TASK GOAL >> Pictures do not belong in the copy, so please give every entry below again exactly.

[Records from a collection of figures]
※ ※ ※
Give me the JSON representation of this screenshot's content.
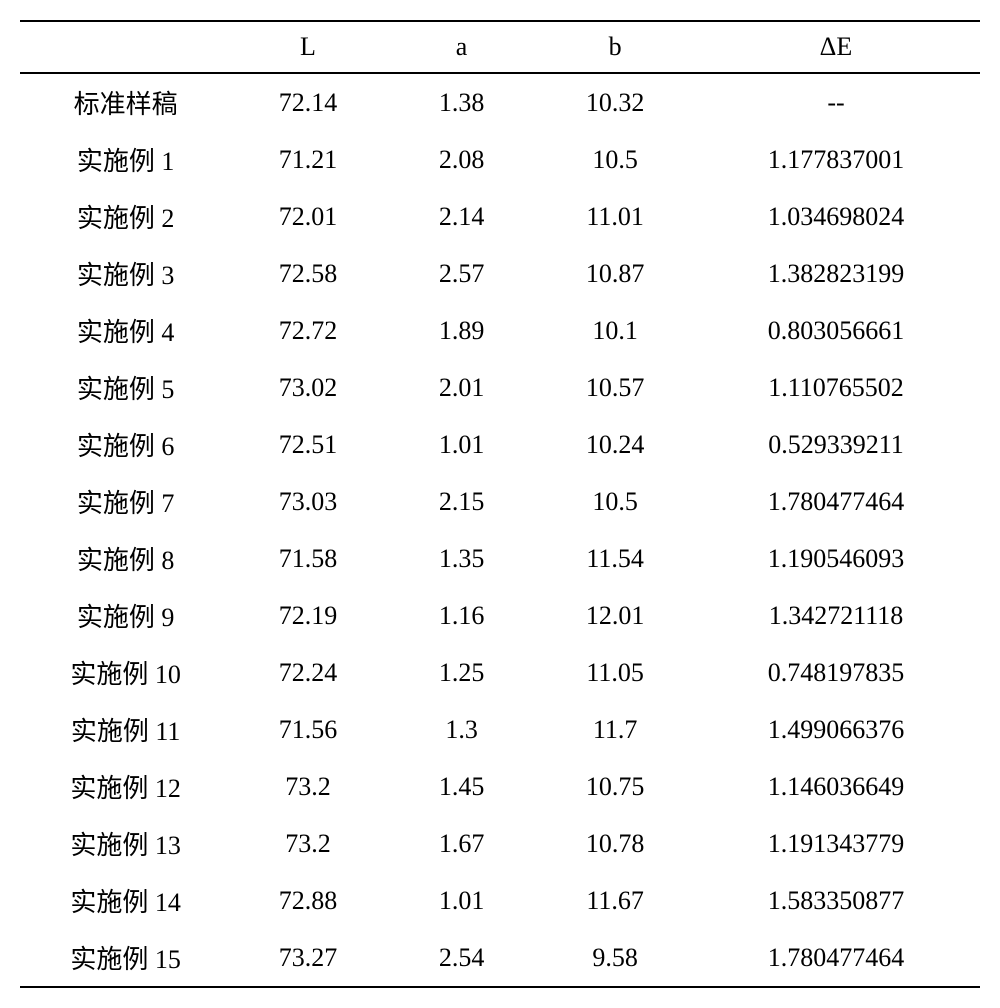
{
  "table": {
    "columns": [
      "",
      "L",
      "a",
      "b",
      "ΔE"
    ],
    "rows": [
      [
        "标准样稿",
        "72.14",
        "1.38",
        "10.32",
        "--"
      ],
      [
        "实施例 1",
        "71.21",
        "2.08",
        "10.5",
        "1.177837001"
      ],
      [
        "实施例 2",
        "72.01",
        "2.14",
        "11.01",
        "1.034698024"
      ],
      [
        "实施例 3",
        "72.58",
        "2.57",
        "10.87",
        "1.382823199"
      ],
      [
        "实施例 4",
        "72.72",
        "1.89",
        "10.1",
        "0.803056661"
      ],
      [
        "实施例 5",
        "73.02",
        "2.01",
        "10.57",
        "1.110765502"
      ],
      [
        "实施例 6",
        "72.51",
        "1.01",
        "10.24",
        "0.529339211"
      ],
      [
        "实施例 7",
        "73.03",
        "2.15",
        "10.5",
        "1.780477464"
      ],
      [
        "实施例 8",
        "71.58",
        "1.35",
        "11.54",
        "1.190546093"
      ],
      [
        "实施例 9",
        "72.19",
        "1.16",
        "12.01",
        "1.342721118"
      ],
      [
        "实施例 10",
        "72.24",
        "1.25",
        "11.05",
        "0.748197835"
      ],
      [
        "实施例 11",
        "71.56",
        "1.3",
        "11.7",
        "1.499066376"
      ],
      [
        "实施例 12",
        "73.2",
        "1.45",
        "10.75",
        "1.146036649"
      ],
      [
        "实施例 13",
        "73.2",
        "1.67",
        "10.78",
        "1.191343779"
      ],
      [
        "实施例 14",
        "72.88",
        "1.01",
        "11.67",
        "1.583350877"
      ],
      [
        "实施例 15",
        "73.27",
        "2.54",
        "9.58",
        "1.780477464"
      ]
    ],
    "styles": {
      "border_color": "#000000",
      "border_width_outer": 2,
      "background_color": "#ffffff",
      "text_color": "#000000",
      "font_size": 26,
      "cell_padding_v": 10,
      "cell_padding_h": 4,
      "col_widths_pct": [
        22,
        16,
        16,
        16,
        30
      ],
      "text_align": "center"
    }
  }
}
※ ※ ※
FINISHED TASK >>
Give me the JSON representation of this screenshot's content.
{
  "table": {
    "columns": [
      "",
      "L",
      "a",
      "b",
      "ΔE"
    ],
    "rows": [
      [
        "标准样稿",
        "72.14",
        "1.38",
        "10.32",
        "--"
      ],
      [
        "实施例 1",
        "71.21",
        "2.08",
        "10.5",
        "1.177837001"
      ],
      [
        "实施例 2",
        "72.01",
        "2.14",
        "11.01",
        "1.034698024"
      ],
      [
        "实施例 3",
        "72.58",
        "2.57",
        "10.87",
        "1.382823199"
      ],
      [
        "实施例 4",
        "72.72",
        "1.89",
        "10.1",
        "0.803056661"
      ],
      [
        "实施例 5",
        "73.02",
        "2.01",
        "10.57",
        "1.110765502"
      ],
      [
        "实施例 6",
        "72.51",
        "1.01",
        "10.24",
        "0.529339211"
      ],
      [
        "实施例 7",
        "73.03",
        "2.15",
        "10.5",
        "1.780477464"
      ],
      [
        "实施例 8",
        "71.58",
        "1.35",
        "11.54",
        "1.190546093"
      ],
      [
        "实施例 9",
        "72.19",
        "1.16",
        "12.01",
        "1.342721118"
      ],
      [
        "实施例 10",
        "72.24",
        "1.25",
        "11.05",
        "0.748197835"
      ],
      [
        "实施例 11",
        "71.56",
        "1.3",
        "11.7",
        "1.499066376"
      ],
      [
        "实施例 12",
        "73.2",
        "1.45",
        "10.75",
        "1.146036649"
      ],
      [
        "实施例 13",
        "73.2",
        "1.67",
        "10.78",
        "1.191343779"
      ],
      [
        "实施例 14",
        "72.88",
        "1.01",
        "11.67",
        "1.583350877"
      ],
      [
        "实施例 15",
        "73.27",
        "2.54",
        "9.58",
        "1.780477464"
      ]
    ],
    "styles": {
      "border_color": "#000000",
      "border_width_outer": 2,
      "background_color": "#ffffff",
      "text_color": "#000000",
      "font_size": 26,
      "cell_padding_v": 10,
      "cell_padding_h": 4,
      "col_widths_pct": [
        22,
        16,
        16,
        16,
        30
      ],
      "text_align": "center"
    }
  }
}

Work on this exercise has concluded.